THE TASK: Quote each line of the material verbatim, without the pictures.

DATA FOR THIS EXERCISE:
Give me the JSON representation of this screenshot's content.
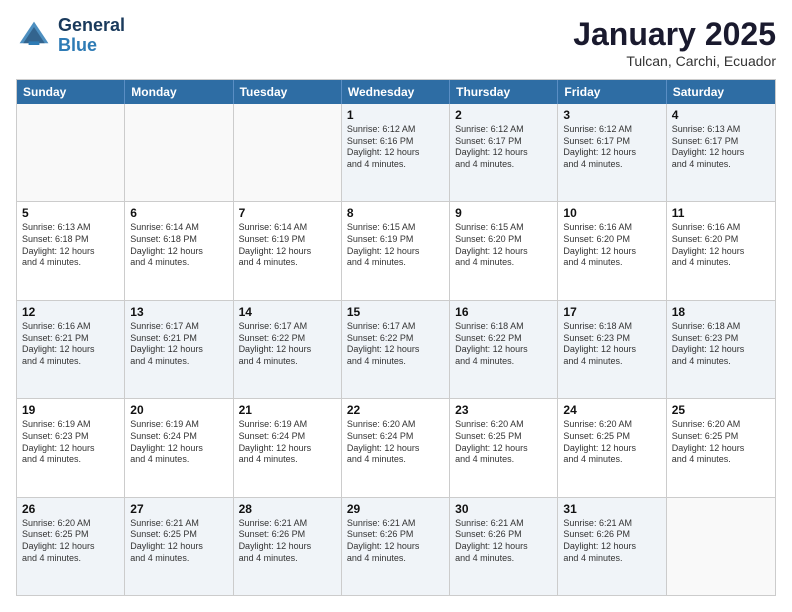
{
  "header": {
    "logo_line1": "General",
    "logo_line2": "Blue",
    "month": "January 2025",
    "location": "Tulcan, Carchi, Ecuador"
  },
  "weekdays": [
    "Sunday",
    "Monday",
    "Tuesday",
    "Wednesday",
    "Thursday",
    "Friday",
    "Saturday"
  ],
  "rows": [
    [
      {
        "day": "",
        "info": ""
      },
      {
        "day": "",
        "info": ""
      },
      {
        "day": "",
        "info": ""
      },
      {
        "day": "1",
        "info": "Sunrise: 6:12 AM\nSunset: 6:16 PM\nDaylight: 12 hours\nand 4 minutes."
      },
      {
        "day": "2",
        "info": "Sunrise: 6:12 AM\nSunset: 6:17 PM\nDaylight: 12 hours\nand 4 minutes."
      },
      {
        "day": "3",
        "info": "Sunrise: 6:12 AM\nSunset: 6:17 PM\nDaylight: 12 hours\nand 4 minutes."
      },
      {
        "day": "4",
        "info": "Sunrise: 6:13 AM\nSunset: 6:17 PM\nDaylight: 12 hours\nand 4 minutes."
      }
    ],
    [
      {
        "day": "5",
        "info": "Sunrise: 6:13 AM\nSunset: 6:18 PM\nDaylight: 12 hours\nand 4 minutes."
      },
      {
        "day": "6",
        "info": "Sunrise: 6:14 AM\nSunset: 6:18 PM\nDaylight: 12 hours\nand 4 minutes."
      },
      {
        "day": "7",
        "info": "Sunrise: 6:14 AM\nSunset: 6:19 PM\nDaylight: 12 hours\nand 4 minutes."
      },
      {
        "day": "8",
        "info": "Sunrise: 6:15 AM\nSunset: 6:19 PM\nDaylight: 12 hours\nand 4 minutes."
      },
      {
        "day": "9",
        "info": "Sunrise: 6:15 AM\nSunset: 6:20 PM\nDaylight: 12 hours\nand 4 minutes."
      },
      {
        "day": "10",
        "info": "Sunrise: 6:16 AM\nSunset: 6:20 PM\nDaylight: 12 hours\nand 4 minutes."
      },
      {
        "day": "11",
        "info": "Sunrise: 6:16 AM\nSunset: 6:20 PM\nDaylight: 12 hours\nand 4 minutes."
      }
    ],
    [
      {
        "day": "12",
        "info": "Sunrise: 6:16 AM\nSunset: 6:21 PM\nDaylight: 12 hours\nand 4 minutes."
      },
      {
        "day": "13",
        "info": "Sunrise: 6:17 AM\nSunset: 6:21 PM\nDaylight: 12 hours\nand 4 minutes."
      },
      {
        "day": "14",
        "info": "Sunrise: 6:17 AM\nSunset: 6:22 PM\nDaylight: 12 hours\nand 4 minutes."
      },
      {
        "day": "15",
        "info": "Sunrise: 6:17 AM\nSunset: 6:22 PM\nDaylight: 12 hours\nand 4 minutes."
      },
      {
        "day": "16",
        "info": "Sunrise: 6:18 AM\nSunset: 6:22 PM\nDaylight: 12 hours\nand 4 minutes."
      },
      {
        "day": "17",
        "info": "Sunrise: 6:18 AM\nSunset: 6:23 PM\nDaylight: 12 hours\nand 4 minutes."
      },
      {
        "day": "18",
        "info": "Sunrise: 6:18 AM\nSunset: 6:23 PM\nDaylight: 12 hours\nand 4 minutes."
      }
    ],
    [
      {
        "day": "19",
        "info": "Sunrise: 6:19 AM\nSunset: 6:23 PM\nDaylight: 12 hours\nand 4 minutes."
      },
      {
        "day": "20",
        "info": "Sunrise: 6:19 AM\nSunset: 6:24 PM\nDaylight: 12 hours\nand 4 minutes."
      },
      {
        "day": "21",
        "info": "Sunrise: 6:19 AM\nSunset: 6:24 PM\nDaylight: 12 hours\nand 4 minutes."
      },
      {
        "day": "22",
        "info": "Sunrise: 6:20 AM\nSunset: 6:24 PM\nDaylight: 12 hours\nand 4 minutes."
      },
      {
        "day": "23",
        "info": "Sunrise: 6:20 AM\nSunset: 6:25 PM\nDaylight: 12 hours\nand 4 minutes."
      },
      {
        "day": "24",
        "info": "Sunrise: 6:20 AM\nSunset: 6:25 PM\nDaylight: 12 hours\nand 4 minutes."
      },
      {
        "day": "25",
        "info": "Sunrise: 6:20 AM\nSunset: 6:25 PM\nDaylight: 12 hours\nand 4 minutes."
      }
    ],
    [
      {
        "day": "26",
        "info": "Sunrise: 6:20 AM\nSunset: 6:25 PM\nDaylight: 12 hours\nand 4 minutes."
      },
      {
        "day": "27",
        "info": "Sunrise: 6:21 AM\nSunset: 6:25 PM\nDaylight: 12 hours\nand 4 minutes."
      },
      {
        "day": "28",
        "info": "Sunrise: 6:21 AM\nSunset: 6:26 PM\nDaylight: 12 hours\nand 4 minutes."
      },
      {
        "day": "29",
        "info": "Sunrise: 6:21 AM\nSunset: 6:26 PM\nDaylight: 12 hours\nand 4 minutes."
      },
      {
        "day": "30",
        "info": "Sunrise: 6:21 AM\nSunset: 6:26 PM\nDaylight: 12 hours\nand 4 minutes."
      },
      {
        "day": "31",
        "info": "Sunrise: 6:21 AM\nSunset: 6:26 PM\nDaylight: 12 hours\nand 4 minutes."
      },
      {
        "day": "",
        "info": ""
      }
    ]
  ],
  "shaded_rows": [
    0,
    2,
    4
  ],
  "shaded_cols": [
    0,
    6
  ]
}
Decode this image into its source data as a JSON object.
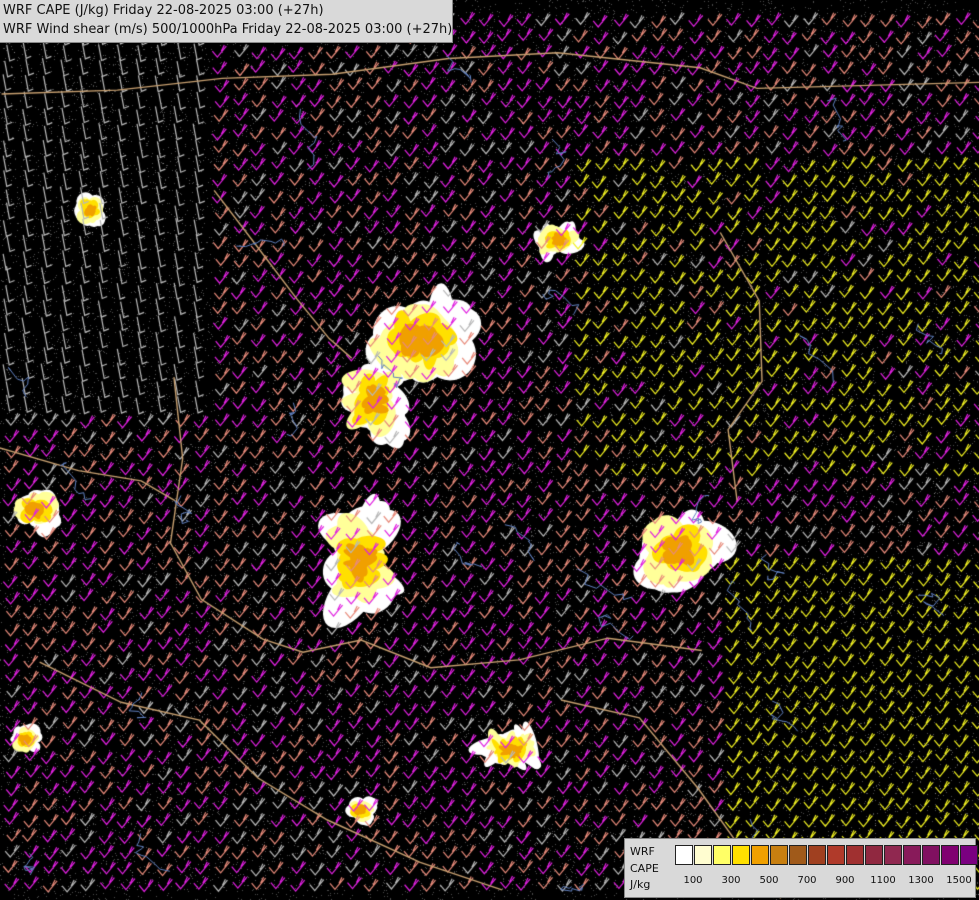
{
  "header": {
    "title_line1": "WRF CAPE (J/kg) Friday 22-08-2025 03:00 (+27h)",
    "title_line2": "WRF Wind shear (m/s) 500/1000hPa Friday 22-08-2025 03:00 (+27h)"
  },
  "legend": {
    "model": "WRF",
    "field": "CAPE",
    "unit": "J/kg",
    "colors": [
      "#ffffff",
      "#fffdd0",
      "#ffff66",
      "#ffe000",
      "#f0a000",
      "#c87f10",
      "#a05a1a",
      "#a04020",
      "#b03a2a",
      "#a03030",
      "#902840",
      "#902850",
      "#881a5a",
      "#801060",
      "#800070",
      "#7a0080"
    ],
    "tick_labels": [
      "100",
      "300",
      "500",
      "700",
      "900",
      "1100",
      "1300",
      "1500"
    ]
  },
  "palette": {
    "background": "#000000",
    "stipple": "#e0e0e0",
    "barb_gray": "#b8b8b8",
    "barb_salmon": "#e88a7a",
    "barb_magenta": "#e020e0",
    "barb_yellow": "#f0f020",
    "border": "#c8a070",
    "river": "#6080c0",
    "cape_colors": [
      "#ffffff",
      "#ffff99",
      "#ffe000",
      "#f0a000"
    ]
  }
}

EXERCISE RESULT:
Give me the JSON representation of this screenshot's content.
{
  "header": {
    "logo_line1": "General",
    "logo_line2": "Blue",
    "month": "January 2025",
    "location": "Tulcan, Carchi, Ecuador"
  },
  "weekdays": [
    "Sunday",
    "Monday",
    "Tuesday",
    "Wednesday",
    "Thursday",
    "Friday",
    "Saturday"
  ],
  "rows": [
    [
      {
        "day": "",
        "info": ""
      },
      {
        "day": "",
        "info": ""
      },
      {
        "day": "",
        "info": ""
      },
      {
        "day": "1",
        "info": "Sunrise: 6:12 AM\nSunset: 6:16 PM\nDaylight: 12 hours\nand 4 minutes."
      },
      {
        "day": "2",
        "info": "Sunrise: 6:12 AM\nSunset: 6:17 PM\nDaylight: 12 hours\nand 4 minutes."
      },
      {
        "day": "3",
        "info": "Sunrise: 6:12 AM\nSunset: 6:17 PM\nDaylight: 12 hours\nand 4 minutes."
      },
      {
        "day": "4",
        "info": "Sunrise: 6:13 AM\nSunset: 6:17 PM\nDaylight: 12 hours\nand 4 minutes."
      }
    ],
    [
      {
        "day": "5",
        "info": "Sunrise: 6:13 AM\nSunset: 6:18 PM\nDaylight: 12 hours\nand 4 minutes."
      },
      {
        "day": "6",
        "info": "Sunrise: 6:14 AM\nSunset: 6:18 PM\nDaylight: 12 hours\nand 4 minutes."
      },
      {
        "day": "7",
        "info": "Sunrise: 6:14 AM\nSunset: 6:19 PM\nDaylight: 12 hours\nand 4 minutes."
      },
      {
        "day": "8",
        "info": "Sunrise: 6:15 AM\nSunset: 6:19 PM\nDaylight: 12 hours\nand 4 minutes."
      },
      {
        "day": "9",
        "info": "Sunrise: 6:15 AM\nSunset: 6:20 PM\nDaylight: 12 hours\nand 4 minutes."
      },
      {
        "day": "10",
        "info": "Sunrise: 6:16 AM\nSunset: 6:20 PM\nDaylight: 12 hours\nand 4 minutes."
      },
      {
        "day": "11",
        "info": "Sunrise: 6:16 AM\nSunset: 6:20 PM\nDaylight: 12 hours\nand 4 minutes."
      }
    ],
    [
      {
        "day": "12",
        "info": "Sunrise: 6:16 AM\nSunset: 6:21 PM\nDaylight: 12 hours\nand 4 minutes."
      },
      {
        "day": "13",
        "info": "Sunrise: 6:17 AM\nSunset: 6:21 PM\nDaylight: 12 hours\nand 4 minutes."
      },
      {
        "day": "14",
        "info": "Sunrise: 6:17 AM\nSunset: 6:22 PM\nDaylight: 12 hours\nand 4 minutes."
      },
      {
        "day": "15",
        "info": "Sunrise: 6:17 AM\nSunset: 6:22 PM\nDaylight: 12 hours\nand 4 minutes."
      },
      {
        "day": "16",
        "info": "Sunrise: 6:18 AM\nSunset: 6:22 PM\nDaylight: 12 hours\nand 4 minutes."
      },
      {
        "day": "17",
        "info": "Sunrise: 6:18 AM\nSunset: 6:23 PM\nDaylight: 12 hours\nand 4 minutes."
      },
      {
        "day": "18",
        "info": "Sunrise: 6:18 AM\nSunset: 6:23 PM\nDaylight: 12 hours\nand 4 minutes."
      }
    ],
    [
      {
        "day": "19",
        "info": "Sunrise: 6:19 AM\nSunset: 6:23 PM\nDaylight: 12 hours\nand 4 minutes."
      },
      {
        "day": "20",
        "info": "Sunrise: 6:19 AM\nSunset: 6:24 PM\nDaylight: 12 hours\nand 4 minutes."
      },
      {
        "day": "21",
        "info": "Sunrise: 6:19 AM\nSunset: 6:24 PM\nDaylight: 12 hours\nand 4 minutes."
      },
      {
        "day": "22",
        "info": "Sunrise: 6:20 AM\nSunset: 6:24 PM\nDaylight: 12 hours\nand 4 minutes."
      },
      {
        "day": "23",
        "info": "Sunrise: 6:20 AM\nSunset: 6:25 PM\nDaylight: 12 hours\nand 4 minutes."
      },
      {
        "day": "24",
        "info": "Sunrise: 6:20 AM\nSunset: 6:25 PM\nDaylight: 12 hours\nand 4 minutes."
      },
      {
        "day": "25",
        "info": "Sunrise: 6:20 AM\nSunset: 6:25 PM\nDaylight: 12 hours\nand 4 minutes."
      }
    ],
    [
      {
        "day": "26",
        "info": "Sunrise: 6:20 AM\nSunset: 6:25 PM\nDaylight: 12 hours\nand 4 minutes."
      },
      {
        "day": "27",
        "info": "Sunrise: 6:21 AM\nSunset: 6:25 PM\nDaylight: 12 hours\nand 4 minutes."
      },
      {
        "day": "28",
        "info": "Sunrise: 6:21 AM\nSunset: 6:26 PM\nDaylight: 12 hours\nand 4 minutes."
      },
      {
        "day": "29",
        "info": "Sunrise: 6:21 AM\nSunset: 6:26 PM\nDaylight: 12 hours\nand 4 minutes."
      },
      {
        "day": "30",
        "info": "Sunrise: 6:21 AM\nSunset: 6:26 PM\nDaylight: 12 hours\nand 4 minutes."
      },
      {
        "day": "31",
        "info": "Sunrise: 6:21 AM\nSunset: 6:26 PM\nDaylight: 12 hours\nand 4 minutes."
      },
      {
        "day": "",
        "info": ""
      }
    ]
  ],
  "shaded_rows": [
    0,
    2,
    4
  ],
  "shaded_cols": [
    0,
    6
  ]
}
Decode this image into its source data as a JSON object.
{
  "header": {
    "title_line1": "WRF CAPE (J/kg) Friday 22-08-2025 03:00 (+27h)",
    "title_line2": "WRF Wind shear (m/s) 500/1000hPa Friday 22-08-2025 03:00 (+27h)"
  },
  "legend": {
    "model": "WRF",
    "field": "CAPE",
    "unit": "J/kg",
    "colors": [
      "#ffffff",
      "#fffdd0",
      "#ffff66",
      "#ffe000",
      "#f0a000",
      "#c87f10",
      "#a05a1a",
      "#a04020",
      "#b03a2a",
      "#a03030",
      "#902840",
      "#902850",
      "#881a5a",
      "#801060",
      "#800070",
      "#7a0080"
    ],
    "tick_labels": [
      "100",
      "300",
      "500",
      "700",
      "900",
      "1100",
      "1300",
      "1500"
    ]
  },
  "palette": {
    "background": "#000000",
    "stipple": "#e0e0e0",
    "barb_gray": "#b8b8b8",
    "barb_salmon": "#e88a7a",
    "barb_magenta": "#e020e0",
    "barb_yellow": "#f0f020",
    "border": "#c8a070",
    "river": "#6080c0",
    "cape_colors": [
      "#ffffff",
      "#ffff99",
      "#ffe000",
      "#f0a000"
    ]
  }
}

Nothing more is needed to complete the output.